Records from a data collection
start
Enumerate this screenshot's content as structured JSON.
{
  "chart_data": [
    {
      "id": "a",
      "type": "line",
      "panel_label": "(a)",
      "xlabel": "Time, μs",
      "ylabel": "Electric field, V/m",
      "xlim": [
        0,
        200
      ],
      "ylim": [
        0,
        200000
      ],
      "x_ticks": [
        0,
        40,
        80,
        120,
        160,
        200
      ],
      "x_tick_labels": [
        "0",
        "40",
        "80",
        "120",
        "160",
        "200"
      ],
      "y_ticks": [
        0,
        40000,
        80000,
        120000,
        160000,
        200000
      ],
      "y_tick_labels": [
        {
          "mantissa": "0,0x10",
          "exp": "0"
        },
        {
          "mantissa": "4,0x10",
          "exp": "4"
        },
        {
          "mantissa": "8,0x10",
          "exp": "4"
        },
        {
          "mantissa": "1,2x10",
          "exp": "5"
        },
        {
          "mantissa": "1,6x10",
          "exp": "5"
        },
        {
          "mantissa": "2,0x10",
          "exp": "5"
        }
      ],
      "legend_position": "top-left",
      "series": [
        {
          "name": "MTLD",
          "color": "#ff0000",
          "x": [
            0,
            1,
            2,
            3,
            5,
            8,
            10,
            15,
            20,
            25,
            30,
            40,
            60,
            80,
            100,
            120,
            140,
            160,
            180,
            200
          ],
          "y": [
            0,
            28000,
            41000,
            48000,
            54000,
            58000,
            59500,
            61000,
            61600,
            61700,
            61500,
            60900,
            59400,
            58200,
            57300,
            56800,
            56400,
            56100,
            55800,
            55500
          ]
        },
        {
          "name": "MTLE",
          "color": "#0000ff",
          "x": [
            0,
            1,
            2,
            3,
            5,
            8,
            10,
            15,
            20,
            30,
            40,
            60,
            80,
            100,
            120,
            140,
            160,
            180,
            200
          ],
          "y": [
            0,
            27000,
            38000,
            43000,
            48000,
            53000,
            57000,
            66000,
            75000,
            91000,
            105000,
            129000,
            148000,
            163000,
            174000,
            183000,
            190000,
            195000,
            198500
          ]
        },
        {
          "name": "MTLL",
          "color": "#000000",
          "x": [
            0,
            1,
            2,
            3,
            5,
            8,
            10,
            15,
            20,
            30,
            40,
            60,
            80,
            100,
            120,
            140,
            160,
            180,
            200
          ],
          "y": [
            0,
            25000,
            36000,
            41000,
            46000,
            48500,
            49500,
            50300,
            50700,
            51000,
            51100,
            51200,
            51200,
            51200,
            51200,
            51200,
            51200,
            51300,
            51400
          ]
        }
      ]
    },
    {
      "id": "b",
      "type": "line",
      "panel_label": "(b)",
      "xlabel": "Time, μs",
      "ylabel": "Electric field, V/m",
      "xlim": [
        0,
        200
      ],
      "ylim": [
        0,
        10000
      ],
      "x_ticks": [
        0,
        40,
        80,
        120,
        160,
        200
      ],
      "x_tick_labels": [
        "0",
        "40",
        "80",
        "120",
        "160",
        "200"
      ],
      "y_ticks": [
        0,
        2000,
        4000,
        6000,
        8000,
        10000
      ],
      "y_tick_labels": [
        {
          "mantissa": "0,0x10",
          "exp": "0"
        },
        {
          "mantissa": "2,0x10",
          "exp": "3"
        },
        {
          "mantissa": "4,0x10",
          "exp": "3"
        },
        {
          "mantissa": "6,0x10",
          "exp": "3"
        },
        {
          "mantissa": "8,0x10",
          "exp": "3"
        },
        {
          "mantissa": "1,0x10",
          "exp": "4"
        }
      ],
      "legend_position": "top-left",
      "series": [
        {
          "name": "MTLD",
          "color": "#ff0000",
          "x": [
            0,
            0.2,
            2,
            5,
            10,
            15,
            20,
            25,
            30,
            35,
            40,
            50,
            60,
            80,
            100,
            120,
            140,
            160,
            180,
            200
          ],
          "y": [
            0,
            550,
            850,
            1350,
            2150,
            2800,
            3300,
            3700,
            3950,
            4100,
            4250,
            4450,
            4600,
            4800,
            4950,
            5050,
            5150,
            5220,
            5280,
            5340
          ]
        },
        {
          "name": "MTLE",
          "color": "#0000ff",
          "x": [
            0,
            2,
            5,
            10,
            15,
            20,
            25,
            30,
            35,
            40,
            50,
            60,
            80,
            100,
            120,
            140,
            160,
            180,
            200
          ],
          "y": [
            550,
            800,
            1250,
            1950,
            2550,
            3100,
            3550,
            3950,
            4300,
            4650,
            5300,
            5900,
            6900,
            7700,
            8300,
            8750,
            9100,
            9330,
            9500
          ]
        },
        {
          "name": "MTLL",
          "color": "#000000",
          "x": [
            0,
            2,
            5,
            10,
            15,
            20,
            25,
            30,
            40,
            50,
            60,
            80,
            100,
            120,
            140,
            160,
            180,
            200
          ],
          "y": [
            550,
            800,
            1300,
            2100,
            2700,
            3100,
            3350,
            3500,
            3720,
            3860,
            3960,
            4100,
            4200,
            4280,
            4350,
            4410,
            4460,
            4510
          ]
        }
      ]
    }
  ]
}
end
Problem requirements
Nothing should be changed: write out all of the data as is.

Answer for this exercise
Enumerate this screenshot's content as structured JSON.
{
  "chart_data": [
    {
      "id": "a",
      "type": "line",
      "panel_label": "(a)",
      "xlabel": "Time, μs",
      "ylabel": "Electric field, V/m",
      "xlim": [
        0,
        200
      ],
      "ylim": [
        0,
        200000
      ],
      "x_ticks": [
        0,
        40,
        80,
        120,
        160,
        200
      ],
      "x_tick_labels": [
        "0",
        "40",
        "80",
        "120",
        "160",
        "200"
      ],
      "y_ticks": [
        0,
        40000,
        80000,
        120000,
        160000,
        200000
      ],
      "y_tick_labels": [
        {
          "mantissa": "0,0x10",
          "exp": "0"
        },
        {
          "mantissa": "4,0x10",
          "exp": "4"
        },
        {
          "mantissa": "8,0x10",
          "exp": "4"
        },
        {
          "mantissa": "1,2x10",
          "exp": "5"
        },
        {
          "mantissa": "1,6x10",
          "exp": "5"
        },
        {
          "mantissa": "2,0x10",
          "exp": "5"
        }
      ],
      "legend_position": "top-left",
      "series": [
        {
          "name": "MTLD",
          "color": "#ff0000",
          "x": [
            0,
            1,
            2,
            3,
            5,
            8,
            10,
            15,
            20,
            25,
            30,
            40,
            60,
            80,
            100,
            120,
            140,
            160,
            180,
            200
          ],
          "y": [
            0,
            28000,
            41000,
            48000,
            54000,
            58000,
            59500,
            61000,
            61600,
            61700,
            61500,
            60900,
            59400,
            58200,
            57300,
            56800,
            56400,
            56100,
            55800,
            55500
          ]
        },
        {
          "name": "MTLE",
          "color": "#0000ff",
          "x": [
            0,
            1,
            2,
            3,
            5,
            8,
            10,
            15,
            20,
            30,
            40,
            60,
            80,
            100,
            120,
            140,
            160,
            180,
            200
          ],
          "y": [
            0,
            27000,
            38000,
            43000,
            48000,
            53000,
            57000,
            66000,
            75000,
            91000,
            105000,
            129000,
            148000,
            163000,
            174000,
            183000,
            190000,
            195000,
            198500
          ]
        },
        {
          "name": "MTLL",
          "color": "#000000",
          "x": [
            0,
            1,
            2,
            3,
            5,
            8,
            10,
            15,
            20,
            30,
            40,
            60,
            80,
            100,
            120,
            140,
            160,
            180,
            200
          ],
          "y": [
            0,
            25000,
            36000,
            41000,
            46000,
            48500,
            49500,
            50300,
            50700,
            51000,
            51100,
            51200,
            51200,
            51200,
            51200,
            51200,
            51200,
            51300,
            51400
          ]
        }
      ]
    },
    {
      "id": "b",
      "type": "line",
      "panel_label": "(b)",
      "xlabel": "Time, μs",
      "ylabel": "Electric field, V/m",
      "xlim": [
        0,
        200
      ],
      "ylim": [
        0,
        10000
      ],
      "x_ticks": [
        0,
        40,
        80,
        120,
        160,
        200
      ],
      "x_tick_labels": [
        "0",
        "40",
        "80",
        "120",
        "160",
        "200"
      ],
      "y_ticks": [
        0,
        2000,
        4000,
        6000,
        8000,
        10000
      ],
      "y_tick_labels": [
        {
          "mantissa": "0,0x10",
          "exp": "0"
        },
        {
          "mantissa": "2,0x10",
          "exp": "3"
        },
        {
          "mantissa": "4,0x10",
          "exp": "3"
        },
        {
          "mantissa": "6,0x10",
          "exp": "3"
        },
        {
          "mantissa": "8,0x10",
          "exp": "3"
        },
        {
          "mantissa": "1,0x10",
          "exp": "4"
        }
      ],
      "legend_position": "top-left",
      "series": [
        {
          "name": "MTLD",
          "color": "#ff0000",
          "x": [
            0,
            0.2,
            2,
            5,
            10,
            15,
            20,
            25,
            30,
            35,
            40,
            50,
            60,
            80,
            100,
            120,
            140,
            160,
            180,
            200
          ],
          "y": [
            0,
            550,
            850,
            1350,
            2150,
            2800,
            3300,
            3700,
            3950,
            4100,
            4250,
            4450,
            4600,
            4800,
            4950,
            5050,
            5150,
            5220,
            5280,
            5340
          ]
        },
        {
          "name": "MTLE",
          "color": "#0000ff",
          "x": [
            0,
            2,
            5,
            10,
            15,
            20,
            25,
            30,
            35,
            40,
            50,
            60,
            80,
            100,
            120,
            140,
            160,
            180,
            200
          ],
          "y": [
            550,
            800,
            1250,
            1950,
            2550,
            3100,
            3550,
            3950,
            4300,
            4650,
            5300,
            5900,
            6900,
            7700,
            8300,
            8750,
            9100,
            9330,
            9500
          ]
        },
        {
          "name": "MTLL",
          "color": "#000000",
          "x": [
            0,
            2,
            5,
            10,
            15,
            20,
            25,
            30,
            40,
            50,
            60,
            80,
            100,
            120,
            140,
            160,
            180,
            200
          ],
          "y": [
            550,
            800,
            1300,
            2100,
            2700,
            3100,
            3350,
            3500,
            3720,
            3860,
            3960,
            4100,
            4200,
            4280,
            4350,
            4410,
            4460,
            4510
          ]
        }
      ]
    }
  ]
}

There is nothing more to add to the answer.